• [Exercise description] Every record should be copied exactly, except that pictures are to be omitted.

• [Data extract]
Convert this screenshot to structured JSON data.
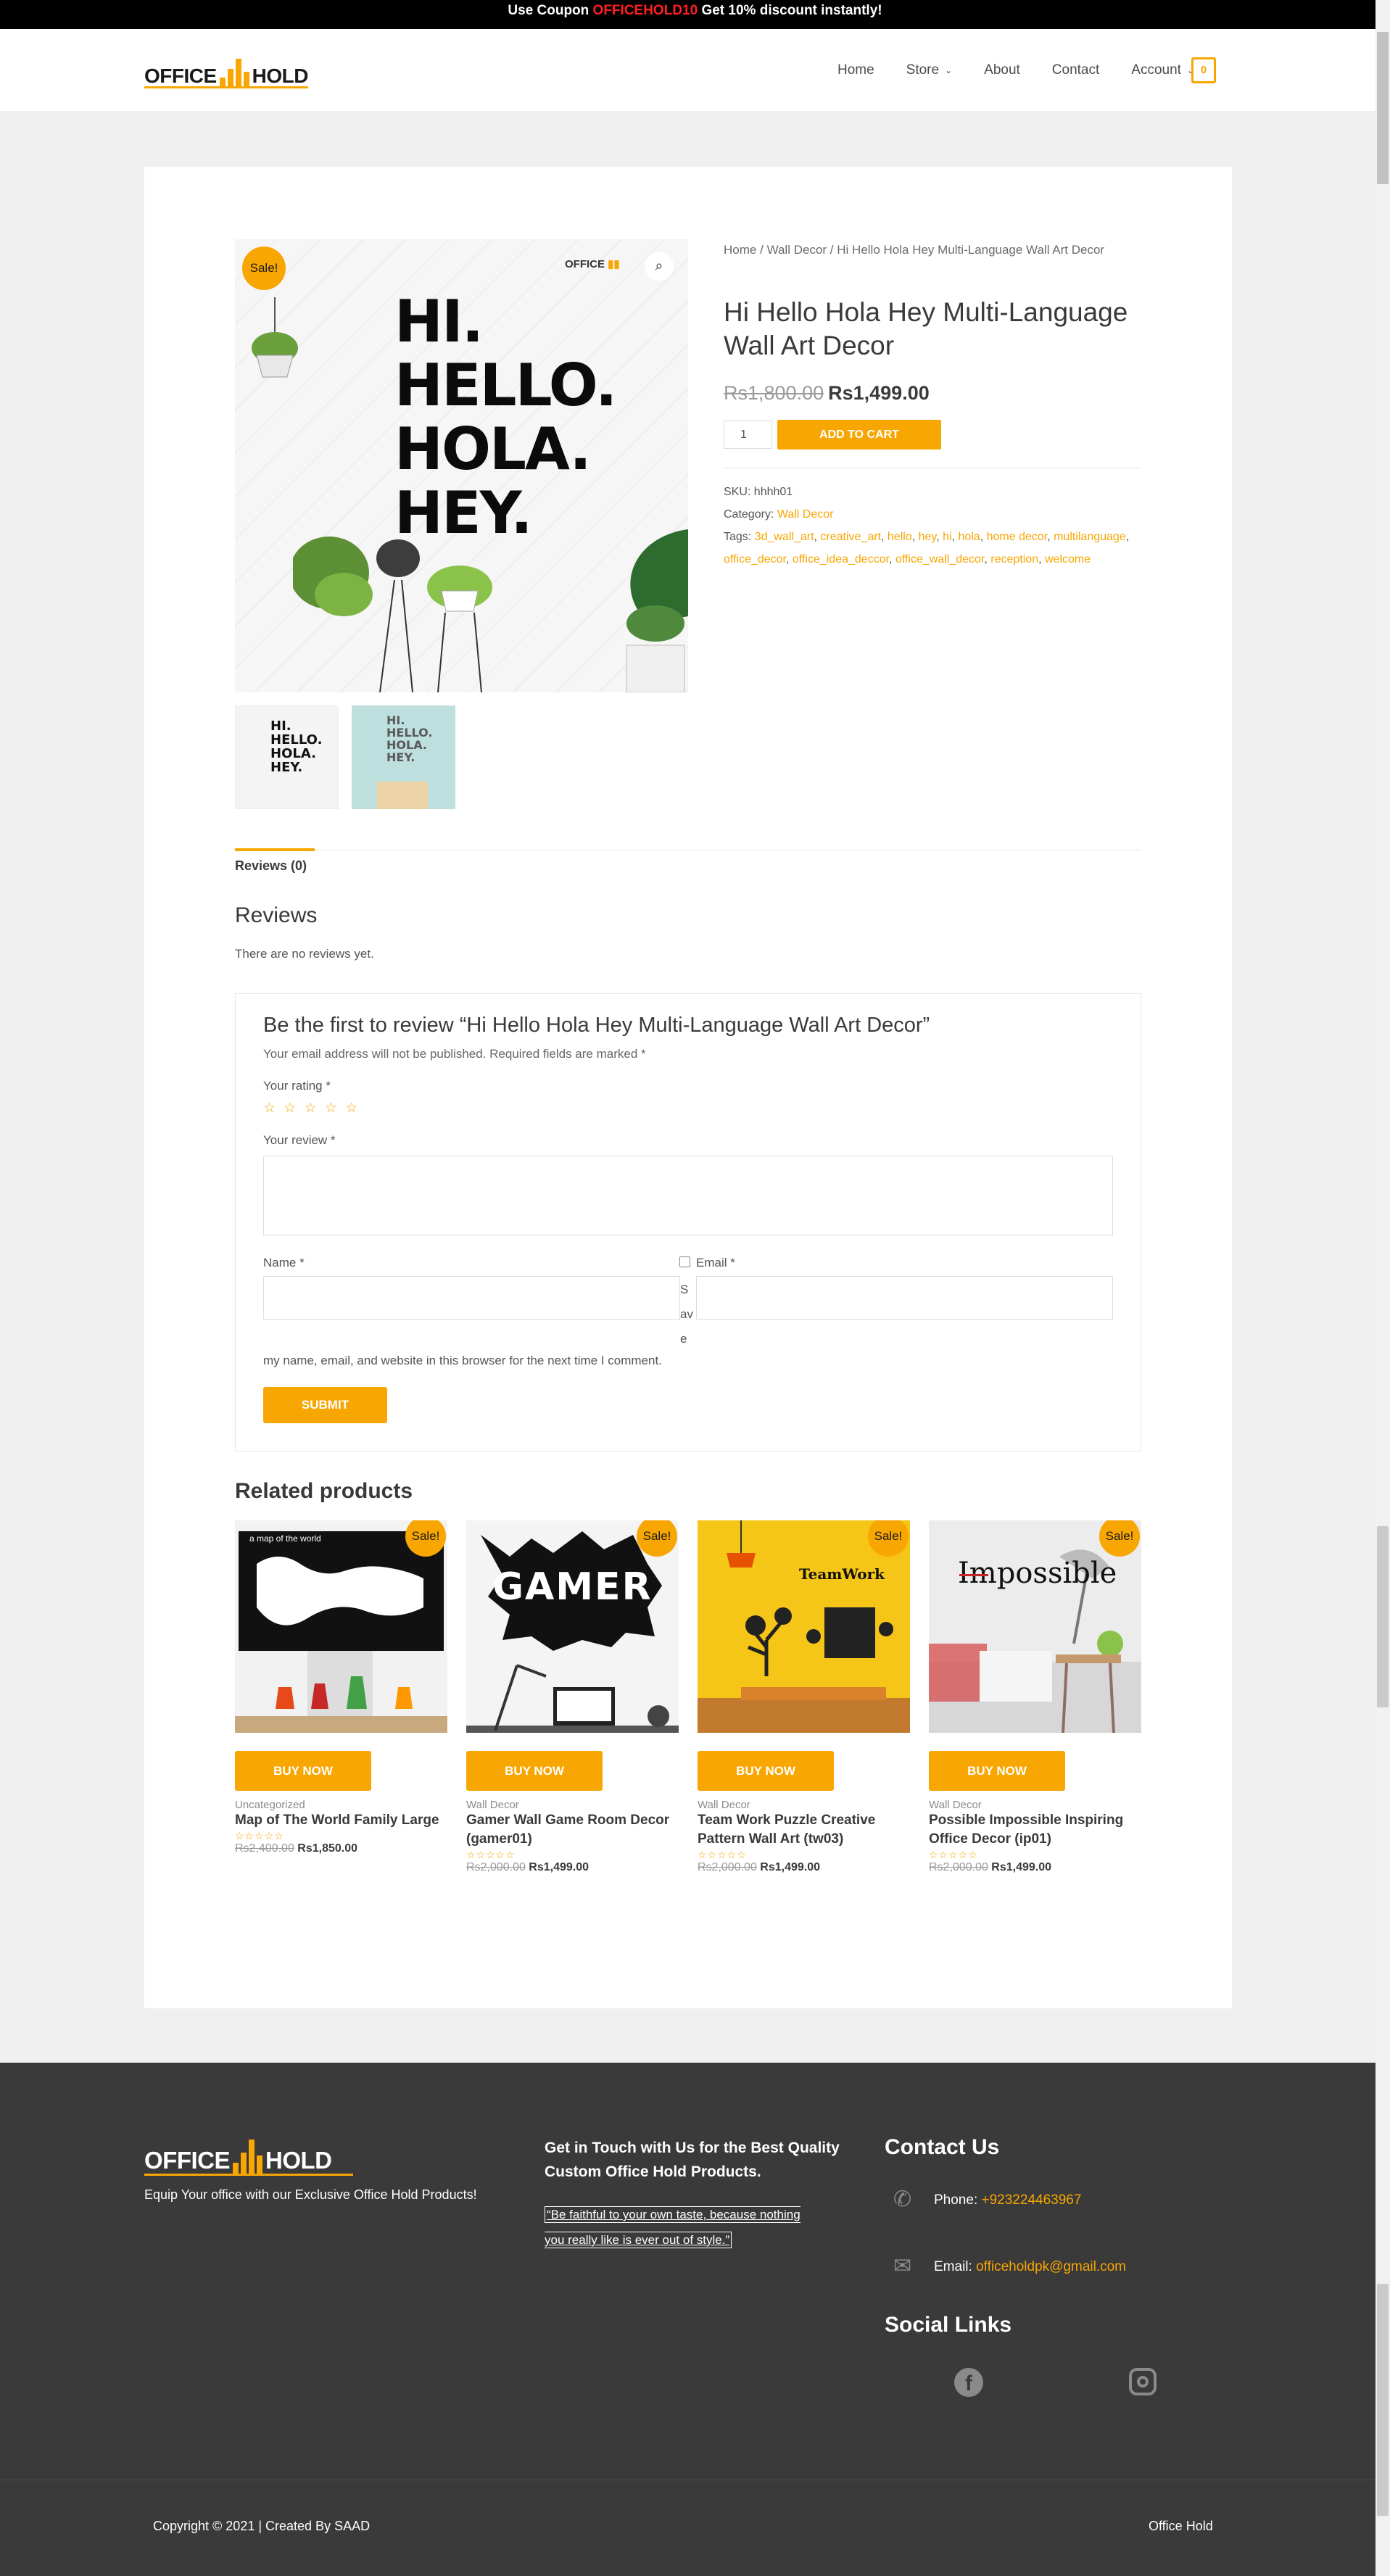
{
  "promo": {
    "prefix": "Use Coupon",
    "code": "OFFICEHOLD10",
    "suffix": "Get 10% discount instantly!"
  },
  "brand": {
    "left": "OFFICE",
    "right": "HOLD",
    "accent": "#f8a602"
  },
  "nav": {
    "home": "Home",
    "store": "Store",
    "about": "About",
    "contact": "Contact",
    "account": "Account",
    "cart_count": "0"
  },
  "breadcrumb": {
    "home": "Home",
    "sep1": "/",
    "cat": "Wall Decor",
    "sep2": "/",
    "current": "Hi Hello Hola Hey Multi-Language Wall Art Decor"
  },
  "product": {
    "title": "Hi Hello Hola Hey Multi-Language Wall Art Decor",
    "old_price": "Rs1,800.00",
    "price": "Rs1,499.00",
    "qty": "1",
    "add_to_cart": "ADD TO CART",
    "sale_badge": "Sale!",
    "image_text": [
      "HI.",
      "HELLO.",
      "HOLA.",
      "HEY."
    ],
    "sku_label": "SKU:",
    "sku": "hhhh01",
    "category_label": "Category:",
    "category": "Wall Decor",
    "tags_label": "Tags:",
    "tags": [
      "3d_wall_art",
      "creative_art",
      "hello",
      "hey",
      "hi",
      "hola",
      "home decor",
      "multilanguage",
      "office_decor",
      "office_idea_deccor",
      "office_wall_decor",
      "reception",
      "welcome"
    ]
  },
  "tabs": {
    "reviews": "Reviews (0)"
  },
  "reviews": {
    "heading": "Reviews",
    "none": "There are no reviews yet.",
    "form_title": "Be the first to review “Hi Hello Hola Hey Multi-Language Wall Art Decor”",
    "note": "Your email address will not be published. Required fields are marked *",
    "rating_label": "Your rating *",
    "stars": "☆ ☆ ☆ ☆ ☆",
    "review_label": "Your review *",
    "name_label": "Name *",
    "email_label": "Email *",
    "save_fragment": [
      "S",
      "av",
      "e"
    ],
    "save_rest": "my name, email, and website in this browser for the next time I comment.",
    "submit": "SUBMIT"
  },
  "related": {
    "heading": "Related products",
    "buy_label": "BUY NOW",
    "sale_badge": "Sale!",
    "items": [
      {
        "category": "Uncategorized",
        "name": "Map of The World Family Large",
        "old_price": "Rs2,400.00",
        "price": "Rs1,850.00",
        "stars": "☆☆☆☆☆"
      },
      {
        "category": "Wall Decor",
        "name": "Gamer Wall Game Room Decor (gamer01)",
        "old_price": "Rs2,000.00",
        "price": "Rs1,499.00",
        "stars": "☆☆☆☆☆"
      },
      {
        "category": "Wall Decor",
        "name": "Team Work Puzzle Creative Pattern Wall Art (tw03)",
        "old_price": "Rs2,000.00",
        "price": "Rs1,499.00",
        "stars": "☆☆☆☆☆"
      },
      {
        "category": "Wall Decor",
        "name": "Possible Impossible Inspiring Office Decor (ip01)",
        "old_price": "Rs2,000.00",
        "price": "Rs1,499.00",
        "stars": "☆☆☆☆☆"
      }
    ],
    "image_text": {
      "map": "a map of the world",
      "gamer": "GAMER",
      "teamwork": "TeamWork",
      "impossible": "Impossible"
    }
  },
  "footer": {
    "tagline": "Equip Your office with our Exclusive Office Hold Products!",
    "get_in_touch": "Get in Touch with Us for the Best Quality Custom Office Hold Products.",
    "quote": "“Be faithful to your own taste, because nothing you really like is ever out of style.”",
    "contact_heading": "Contact Us",
    "phone_label": "Phone:",
    "phone": "+923224463967",
    "email_label": "Email:",
    "email": "officeholdpk@gmail.com",
    "social_heading": "Social Links",
    "copyright": "Copyright © 2021 | Created By SAAD",
    "right_text": "Office Hold"
  }
}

• [Response below]
Convert this screenshot to structured JSON data.
{
  "promo": {
    "prefix": "Use Coupon",
    "code": "OFFICEHOLD10",
    "suffix": "Get 10% discount instantly!"
  },
  "brand": {
    "left": "OFFICE",
    "right": "HOLD",
    "accent": "#f8a602"
  },
  "nav": {
    "home": "Home",
    "store": "Store",
    "about": "About",
    "contact": "Contact",
    "account": "Account",
    "cart_count": "0"
  },
  "breadcrumb": {
    "home": "Home",
    "sep1": "/",
    "cat": "Wall Decor",
    "sep2": "/",
    "current": "Hi Hello Hola Hey Multi-Language Wall Art Decor"
  },
  "product": {
    "title": "Hi Hello Hola Hey Multi-Language Wall Art Decor",
    "old_price": "Rs1,800.00",
    "price": "Rs1,499.00",
    "qty": "1",
    "add_to_cart": "ADD TO CART",
    "sale_badge": "Sale!",
    "image_text": [
      "HI.",
      "HELLO.",
      "HOLA.",
      "HEY."
    ],
    "sku_label": "SKU:",
    "sku": "hhhh01",
    "category_label": "Category:",
    "category": "Wall Decor",
    "tags_label": "Tags:",
    "tags": [
      "3d_wall_art",
      "creative_art",
      "hello",
      "hey",
      "hi",
      "hola",
      "home decor",
      "multilanguage",
      "office_decor",
      "office_idea_deccor",
      "office_wall_decor",
      "reception",
      "welcome"
    ]
  },
  "tabs": {
    "reviews": "Reviews (0)"
  },
  "reviews": {
    "heading": "Reviews",
    "none": "There are no reviews yet.",
    "form_title": "Be the first to review “Hi Hello Hola Hey Multi-Language Wall Art Decor”",
    "note": "Your email address will not be published. Required fields are marked *",
    "rating_label": "Your rating *",
    "stars": "☆ ☆ ☆ ☆ ☆",
    "review_label": "Your review *",
    "name_label": "Name *",
    "email_label": "Email *",
    "save_fragment": [
      "S",
      "av",
      "e"
    ],
    "save_rest": "my name, email, and website in this browser for the next time I comment.",
    "submit": "SUBMIT"
  },
  "related": {
    "heading": "Related products",
    "buy_label": "BUY NOW",
    "sale_badge": "Sale!",
    "items": [
      {
        "category": "Uncategorized",
        "name": "Map of The World Family Large",
        "old_price": "Rs2,400.00",
        "price": "Rs1,850.00",
        "stars": "☆☆☆☆☆"
      },
      {
        "category": "Wall Decor",
        "name": "Gamer Wall Game Room Decor (gamer01)",
        "old_price": "Rs2,000.00",
        "price": "Rs1,499.00",
        "stars": "☆☆☆☆☆"
      },
      {
        "category": "Wall Decor",
        "name": "Team Work Puzzle Creative Pattern Wall Art (tw03)",
        "old_price": "Rs2,000.00",
        "price": "Rs1,499.00",
        "stars": "☆☆☆☆☆"
      },
      {
        "category": "Wall Decor",
        "name": "Possible Impossible Inspiring Office Decor (ip01)",
        "old_price": "Rs2,000.00",
        "price": "Rs1,499.00",
        "stars": "☆☆☆☆☆"
      }
    ],
    "image_text": {
      "map": "a map of the world",
      "gamer": "GAMER",
      "teamwork": "TeamWork",
      "impossible": "Impossible"
    }
  },
  "footer": {
    "tagline": "Equip Your office with our Exclusive Office Hold Products!",
    "get_in_touch": "Get in Touch with Us for the Best Quality Custom Office Hold Products.",
    "quote": "“Be faithful to your own taste, because nothing you really like is ever out of style.”",
    "contact_heading": "Contact Us",
    "phone_label": "Phone:",
    "phone": "+923224463967",
    "email_label": "Email:",
    "email": "officeholdpk@gmail.com",
    "social_heading": "Social Links",
    "copyright": "Copyright © 2021 | Created By SAAD",
    "right_text": "Office Hold"
  }
}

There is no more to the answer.